- [WRITTEN EXERCISE]: Copy out every one of the rows below line for line, with no changes at all.

- [ENTRIES]:

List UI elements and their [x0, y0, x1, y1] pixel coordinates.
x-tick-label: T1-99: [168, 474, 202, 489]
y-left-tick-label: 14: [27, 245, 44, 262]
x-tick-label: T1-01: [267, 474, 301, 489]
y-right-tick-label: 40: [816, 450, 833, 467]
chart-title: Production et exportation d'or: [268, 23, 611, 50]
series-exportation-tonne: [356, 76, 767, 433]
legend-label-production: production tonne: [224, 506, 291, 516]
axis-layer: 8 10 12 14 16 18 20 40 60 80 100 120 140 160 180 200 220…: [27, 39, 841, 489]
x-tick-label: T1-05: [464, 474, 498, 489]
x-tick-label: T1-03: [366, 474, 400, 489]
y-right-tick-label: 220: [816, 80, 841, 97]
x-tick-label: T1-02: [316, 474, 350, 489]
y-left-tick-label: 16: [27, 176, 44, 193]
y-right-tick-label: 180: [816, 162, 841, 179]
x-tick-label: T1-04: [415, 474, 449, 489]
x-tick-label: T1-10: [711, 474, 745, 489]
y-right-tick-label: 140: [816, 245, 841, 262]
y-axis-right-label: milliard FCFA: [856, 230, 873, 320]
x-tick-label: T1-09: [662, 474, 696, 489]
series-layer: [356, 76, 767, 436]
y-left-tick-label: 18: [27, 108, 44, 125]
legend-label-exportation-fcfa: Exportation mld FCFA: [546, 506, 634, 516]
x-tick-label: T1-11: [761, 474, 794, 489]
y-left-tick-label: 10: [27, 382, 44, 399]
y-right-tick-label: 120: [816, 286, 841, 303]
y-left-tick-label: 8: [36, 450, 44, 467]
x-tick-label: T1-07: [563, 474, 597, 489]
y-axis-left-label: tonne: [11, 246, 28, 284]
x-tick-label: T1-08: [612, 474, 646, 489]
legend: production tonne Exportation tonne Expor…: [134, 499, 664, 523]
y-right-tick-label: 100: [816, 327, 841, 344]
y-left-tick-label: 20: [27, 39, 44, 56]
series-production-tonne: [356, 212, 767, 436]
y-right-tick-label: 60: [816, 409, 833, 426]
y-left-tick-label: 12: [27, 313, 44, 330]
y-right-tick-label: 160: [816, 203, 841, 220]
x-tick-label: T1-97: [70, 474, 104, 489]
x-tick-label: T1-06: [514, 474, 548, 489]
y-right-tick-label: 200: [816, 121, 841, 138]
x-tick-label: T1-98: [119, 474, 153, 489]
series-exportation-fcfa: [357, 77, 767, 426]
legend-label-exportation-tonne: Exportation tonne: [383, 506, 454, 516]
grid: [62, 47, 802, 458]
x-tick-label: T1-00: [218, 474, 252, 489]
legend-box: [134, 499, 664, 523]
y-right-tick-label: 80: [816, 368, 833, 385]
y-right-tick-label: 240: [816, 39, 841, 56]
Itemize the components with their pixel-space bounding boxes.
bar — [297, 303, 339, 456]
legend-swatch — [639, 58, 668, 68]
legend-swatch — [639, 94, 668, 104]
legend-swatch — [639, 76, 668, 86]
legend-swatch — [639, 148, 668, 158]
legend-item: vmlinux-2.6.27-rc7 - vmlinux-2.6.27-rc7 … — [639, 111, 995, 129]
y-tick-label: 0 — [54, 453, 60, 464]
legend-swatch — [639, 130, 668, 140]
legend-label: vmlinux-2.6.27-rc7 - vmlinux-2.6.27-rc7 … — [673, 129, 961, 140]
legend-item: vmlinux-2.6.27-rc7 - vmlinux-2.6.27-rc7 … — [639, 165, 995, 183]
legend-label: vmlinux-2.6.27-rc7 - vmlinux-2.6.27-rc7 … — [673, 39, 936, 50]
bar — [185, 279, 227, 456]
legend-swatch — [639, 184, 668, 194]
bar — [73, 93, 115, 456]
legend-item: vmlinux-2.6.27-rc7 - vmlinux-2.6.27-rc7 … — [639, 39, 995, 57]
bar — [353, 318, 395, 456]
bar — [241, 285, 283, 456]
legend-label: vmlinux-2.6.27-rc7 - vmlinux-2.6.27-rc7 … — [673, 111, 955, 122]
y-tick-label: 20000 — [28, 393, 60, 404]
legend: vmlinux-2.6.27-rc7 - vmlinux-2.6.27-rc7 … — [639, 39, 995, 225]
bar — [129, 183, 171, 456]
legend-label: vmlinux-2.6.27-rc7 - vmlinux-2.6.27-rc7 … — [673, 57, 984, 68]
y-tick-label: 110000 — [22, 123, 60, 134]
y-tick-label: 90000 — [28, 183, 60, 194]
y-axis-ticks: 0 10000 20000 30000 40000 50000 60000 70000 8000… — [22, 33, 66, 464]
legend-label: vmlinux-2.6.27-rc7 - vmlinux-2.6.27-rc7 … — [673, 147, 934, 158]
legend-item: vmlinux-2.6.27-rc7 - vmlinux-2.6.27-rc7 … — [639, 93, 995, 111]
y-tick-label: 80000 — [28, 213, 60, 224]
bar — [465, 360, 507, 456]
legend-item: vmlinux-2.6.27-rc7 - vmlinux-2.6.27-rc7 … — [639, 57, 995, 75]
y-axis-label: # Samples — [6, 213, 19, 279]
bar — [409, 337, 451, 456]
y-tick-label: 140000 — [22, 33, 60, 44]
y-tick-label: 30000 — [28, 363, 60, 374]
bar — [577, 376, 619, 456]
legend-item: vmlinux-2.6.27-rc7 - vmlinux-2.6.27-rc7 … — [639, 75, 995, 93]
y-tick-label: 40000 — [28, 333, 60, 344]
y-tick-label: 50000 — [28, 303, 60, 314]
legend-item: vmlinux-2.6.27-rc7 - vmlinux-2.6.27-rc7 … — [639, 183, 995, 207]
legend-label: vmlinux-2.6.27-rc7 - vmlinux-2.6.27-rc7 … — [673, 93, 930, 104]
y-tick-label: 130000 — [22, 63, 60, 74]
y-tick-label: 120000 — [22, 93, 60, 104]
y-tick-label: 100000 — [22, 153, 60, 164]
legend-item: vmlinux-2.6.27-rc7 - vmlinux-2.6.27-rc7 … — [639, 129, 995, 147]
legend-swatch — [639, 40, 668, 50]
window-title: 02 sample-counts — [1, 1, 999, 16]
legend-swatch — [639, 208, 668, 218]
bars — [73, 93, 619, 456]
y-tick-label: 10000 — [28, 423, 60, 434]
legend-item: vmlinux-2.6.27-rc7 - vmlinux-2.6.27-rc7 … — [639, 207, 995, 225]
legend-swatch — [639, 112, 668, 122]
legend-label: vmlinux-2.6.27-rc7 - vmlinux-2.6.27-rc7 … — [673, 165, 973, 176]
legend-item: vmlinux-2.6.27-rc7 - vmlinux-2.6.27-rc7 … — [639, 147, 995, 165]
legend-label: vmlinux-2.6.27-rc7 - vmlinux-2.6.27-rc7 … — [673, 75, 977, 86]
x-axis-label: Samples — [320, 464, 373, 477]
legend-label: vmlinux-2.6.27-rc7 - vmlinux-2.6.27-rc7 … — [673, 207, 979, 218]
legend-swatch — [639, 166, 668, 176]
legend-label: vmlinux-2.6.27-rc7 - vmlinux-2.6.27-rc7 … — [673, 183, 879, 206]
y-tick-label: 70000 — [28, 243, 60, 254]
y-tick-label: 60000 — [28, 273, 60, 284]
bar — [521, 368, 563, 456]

- [TASK SOLUTION]:
List UI elements and their [x0, y0, x1, y1] pixel coordinates.
x-tick-label: T1-99: [168, 474, 202, 489]
y-left-tick-label: 14: [27, 245, 44, 262]
x-tick-label: T1-01: [267, 474, 301, 489]
y-right-tick-label: 40: [816, 450, 833, 467]
chart-title: Production et exportation d'or: [268, 23, 611, 50]
series-exportation-tonne: [356, 76, 767, 433]
legend-label-production: production tonne: [224, 506, 291, 516]
axis-layer: 8 10 12 14 16 18 20 40 60 80 100 120 140 160 180 200 220…: [27, 39, 841, 489]
x-tick-label: T1-05: [464, 474, 498, 489]
x-tick-label: T1-03: [366, 474, 400, 489]
y-right-tick-label: 220: [816, 80, 841, 97]
x-tick-label: T1-02: [316, 474, 350, 489]
y-left-tick-label: 16: [27, 176, 44, 193]
y-right-tick-label: 180: [816, 162, 841, 179]
x-tick-label: T1-04: [415, 474, 449, 489]
x-tick-label: T1-10: [711, 474, 745, 489]
y-right-tick-label: 140: [816, 245, 841, 262]
y-axis-right-label: milliard FCFA: [856, 230, 873, 320]
x-tick-label: T1-09: [662, 474, 696, 489]
series-layer: [356, 76, 767, 436]
y-left-tick-label: 18: [27, 108, 44, 125]
legend-label-exportation-fcfa: Exportation mld FCFA: [546, 506, 634, 516]
x-tick-label: T1-11: [761, 474, 794, 489]
y-left-tick-label: 10: [27, 382, 44, 399]
y-right-tick-label: 120: [816, 286, 841, 303]
y-left-tick-label: 8: [36, 450, 44, 467]
x-tick-label: T1-07: [563, 474, 597, 489]
y-axis-left-label: tonne: [11, 246, 28, 284]
x-tick-label: T1-08: [612, 474, 646, 489]
legend: production tonne Exportation tonne Expor…: [134, 499, 664, 523]
y-right-tick-label: 100: [816, 327, 841, 344]
y-left-tick-label: 20: [27, 39, 44, 56]
series-production-tonne: [356, 212, 767, 436]
y-right-tick-label: 60: [816, 409, 833, 426]
y-left-tick-label: 12: [27, 313, 44, 330]
y-right-tick-label: 160: [816, 203, 841, 220]
x-tick-label: T1-97: [70, 474, 104, 489]
x-tick-label: T1-06: [514, 474, 548, 489]
y-right-tick-label: 200: [816, 121, 841, 138]
x-tick-label: T1-98: [119, 474, 153, 489]
series-exportation-fcfa: [357, 77, 767, 426]
legend-label-exportation-tonne: Exportation tonne: [383, 506, 454, 516]
grid: [62, 47, 802, 458]
x-tick-label: T1-00: [218, 474, 252, 489]
legend-box: [134, 499, 664, 523]
y-right-tick-label: 80: [816, 368, 833, 385]
y-right-tick-label: 240: [816, 39, 841, 56]
Itemize the components with their pixel-space bounding boxes.
bar — [297, 303, 339, 456]
legend-swatch — [639, 58, 668, 68]
legend-swatch — [639, 94, 668, 104]
legend-swatch — [639, 76, 668, 86]
legend-swatch — [639, 148, 668, 158]
legend-item: vmlinux-2.6.27-rc7 - vmlinux-2.6.27-rc7 … — [639, 111, 995, 129]
y-tick-label: 0 — [54, 453, 60, 464]
legend-swatch — [639, 130, 668, 140]
legend-label: vmlinux-2.6.27-rc7 - vmlinux-2.6.27-rc7 … — [673, 129, 961, 140]
legend-item: vmlinux-2.6.27-rc7 - vmlinux-2.6.27-rc7 … — [639, 165, 995, 183]
legend-label: vmlinux-2.6.27-rc7 - vmlinux-2.6.27-rc7 … — [673, 39, 936, 50]
bar — [185, 279, 227, 456]
legend-swatch — [639, 184, 668, 194]
bar — [73, 93, 115, 456]
legend-item: vmlinux-2.6.27-rc7 - vmlinux-2.6.27-rc7 … — [639, 39, 995, 57]
bar — [353, 318, 395, 456]
bar — [241, 285, 283, 456]
legend-label: vmlinux-2.6.27-rc7 - vmlinux-2.6.27-rc7 … — [673, 111, 955, 122]
y-tick-label: 20000 — [28, 393, 60, 404]
legend: vmlinux-2.6.27-rc7 - vmlinux-2.6.27-rc7 … — [639, 39, 995, 225]
bar — [129, 183, 171, 456]
legend-label: vmlinux-2.6.27-rc7 - vmlinux-2.6.27-rc7 … — [673, 57, 984, 68]
y-tick-label: 110000 — [22, 123, 60, 134]
y-tick-label: 90000 — [28, 183, 60, 194]
y-axis-ticks: 0 10000 20000 30000 40000 50000 60000 70000 8000… — [22, 33, 66, 464]
legend-label: vmlinux-2.6.27-rc7 - vmlinux-2.6.27-rc7 … — [673, 147, 934, 158]
legend-item: vmlinux-2.6.27-rc7 - vmlinux-2.6.27-rc7 … — [639, 93, 995, 111]
y-tick-label: 80000 — [28, 213, 60, 224]
bar — [465, 360, 507, 456]
legend-item: vmlinux-2.6.27-rc7 - vmlinux-2.6.27-rc7 … — [639, 57, 995, 75]
y-axis-label: # Samples — [6, 213, 19, 279]
bar — [409, 337, 451, 456]
y-tick-label: 140000 — [22, 33, 60, 44]
y-tick-label: 30000 — [28, 363, 60, 374]
bar — [577, 376, 619, 456]
legend-item: vmlinux-2.6.27-rc7 - vmlinux-2.6.27-rc7 … — [639, 75, 995, 93]
y-tick-label: 40000 — [28, 333, 60, 344]
y-tick-label: 50000 — [28, 303, 60, 314]
legend-item: vmlinux-2.6.27-rc7 - vmlinux-2.6.27-rc7 … — [639, 183, 995, 207]
legend-label: vmlinux-2.6.27-rc7 - vmlinux-2.6.27-rc7 … — [673, 93, 930, 104]
y-tick-label: 130000 — [22, 63, 60, 74]
y-tick-label: 120000 — [22, 93, 60, 104]
y-tick-label: 100000 — [22, 153, 60, 164]
legend-item: vmlinux-2.6.27-rc7 - vmlinux-2.6.27-rc7 … — [639, 129, 995, 147]
legend-swatch — [639, 40, 668, 50]
window-title: 02 sample-counts — [1, 1, 999, 16]
legend-swatch — [639, 208, 668, 218]
bars — [73, 93, 619, 456]
y-tick-label: 10000 — [28, 423, 60, 434]
legend-item: vmlinux-2.6.27-rc7 - vmlinux-2.6.27-rc7 … — [639, 207, 995, 225]
legend-swatch — [639, 112, 668, 122]
legend-label: vmlinux-2.6.27-rc7 - vmlinux-2.6.27-rc7 … — [673, 165, 973, 176]
legend-item: vmlinux-2.6.27-rc7 - vmlinux-2.6.27-rc7 … — [639, 147, 995, 165]
legend-label: vmlinux-2.6.27-rc7 - vmlinux-2.6.27-rc7 … — [673, 75, 977, 86]
x-axis-label: Samples — [320, 464, 373, 477]
legend-label: vmlinux-2.6.27-rc7 - vmlinux-2.6.27-rc7 … — [673, 207, 979, 218]
legend-swatch — [639, 166, 668, 176]
legend-label: vmlinux-2.6.27-rc7 - vmlinux-2.6.27-rc7 … — [673, 183, 879, 206]
y-tick-label: 70000 — [28, 243, 60, 254]
y-tick-label: 60000 — [28, 273, 60, 284]
bar — [521, 368, 563, 456]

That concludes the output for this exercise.